* _EXERCISE PROMPT_
Return the material below in full and exactly.
## begin DATA TO USE
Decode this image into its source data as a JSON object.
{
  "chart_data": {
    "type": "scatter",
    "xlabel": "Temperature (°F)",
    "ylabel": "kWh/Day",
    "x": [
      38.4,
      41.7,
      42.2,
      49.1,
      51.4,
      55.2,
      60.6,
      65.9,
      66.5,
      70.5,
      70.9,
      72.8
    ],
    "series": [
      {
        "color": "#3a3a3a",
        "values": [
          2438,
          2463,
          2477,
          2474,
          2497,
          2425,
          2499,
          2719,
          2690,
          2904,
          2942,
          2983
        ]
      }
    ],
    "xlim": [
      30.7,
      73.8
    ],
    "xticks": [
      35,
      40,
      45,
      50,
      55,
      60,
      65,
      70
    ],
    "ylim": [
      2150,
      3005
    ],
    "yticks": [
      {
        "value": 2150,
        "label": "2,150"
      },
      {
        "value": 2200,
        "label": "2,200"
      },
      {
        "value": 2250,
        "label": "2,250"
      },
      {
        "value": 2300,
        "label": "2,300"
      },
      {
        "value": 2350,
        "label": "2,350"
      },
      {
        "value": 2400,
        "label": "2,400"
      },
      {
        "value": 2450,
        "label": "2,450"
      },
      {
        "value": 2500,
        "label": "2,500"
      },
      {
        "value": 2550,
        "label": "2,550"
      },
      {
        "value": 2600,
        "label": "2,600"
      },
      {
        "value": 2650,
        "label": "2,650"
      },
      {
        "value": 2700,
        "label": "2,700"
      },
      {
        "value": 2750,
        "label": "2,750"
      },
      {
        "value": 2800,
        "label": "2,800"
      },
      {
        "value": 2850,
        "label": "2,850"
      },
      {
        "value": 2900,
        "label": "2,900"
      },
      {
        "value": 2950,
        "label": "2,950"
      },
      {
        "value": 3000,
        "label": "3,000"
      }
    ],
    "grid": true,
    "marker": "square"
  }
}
## end DATA TO USE
* _OUTPUT OF THE TASK_
Decode this image into its source data as a JSON object.
{
  "chart_data": {
    "type": "scatter",
    "xlabel": "Temperature (°F)",
    "ylabel": "kWh/Day",
    "x": [
      38.4,
      41.7,
      42.2,
      49.1,
      51.4,
      55.2,
      60.6,
      65.9,
      66.5,
      70.5,
      70.9,
      72.8
    ],
    "series": [
      {
        "color": "#3a3a3a",
        "values": [
          2438,
          2463,
          2477,
          2474,
          2497,
          2425,
          2499,
          2719,
          2690,
          2904,
          2942,
          2983
        ]
      }
    ],
    "xlim": [
      30.7,
      73.8
    ],
    "xticks": [
      35,
      40,
      45,
      50,
      55,
      60,
      65,
      70
    ],
    "ylim": [
      2150,
      3005
    ],
    "yticks": [
      {
        "value": 2150,
        "label": "2,150"
      },
      {
        "value": 2200,
        "label": "2,200"
      },
      {
        "value": 2250,
        "label": "2,250"
      },
      {
        "value": 2300,
        "label": "2,300"
      },
      {
        "value": 2350,
        "label": "2,350"
      },
      {
        "value": 2400,
        "label": "2,400"
      },
      {
        "value": 2450,
        "label": "2,450"
      },
      {
        "value": 2500,
        "label": "2,500"
      },
      {
        "value": 2550,
        "label": "2,550"
      },
      {
        "value": 2600,
        "label": "2,600"
      },
      {
        "value": 2650,
        "label": "2,650"
      },
      {
        "value": 2700,
        "label": "2,700"
      },
      {
        "value": 2750,
        "label": "2,750"
      },
      {
        "value": 2800,
        "label": "2,800"
      },
      {
        "value": 2850,
        "label": "2,850"
      },
      {
        "value": 2900,
        "label": "2,900"
      },
      {
        "value": 2950,
        "label": "2,950"
      },
      {
        "value": 3000,
        "label": "3,000"
      }
    ],
    "grid": true,
    "marker": "square"
  }
}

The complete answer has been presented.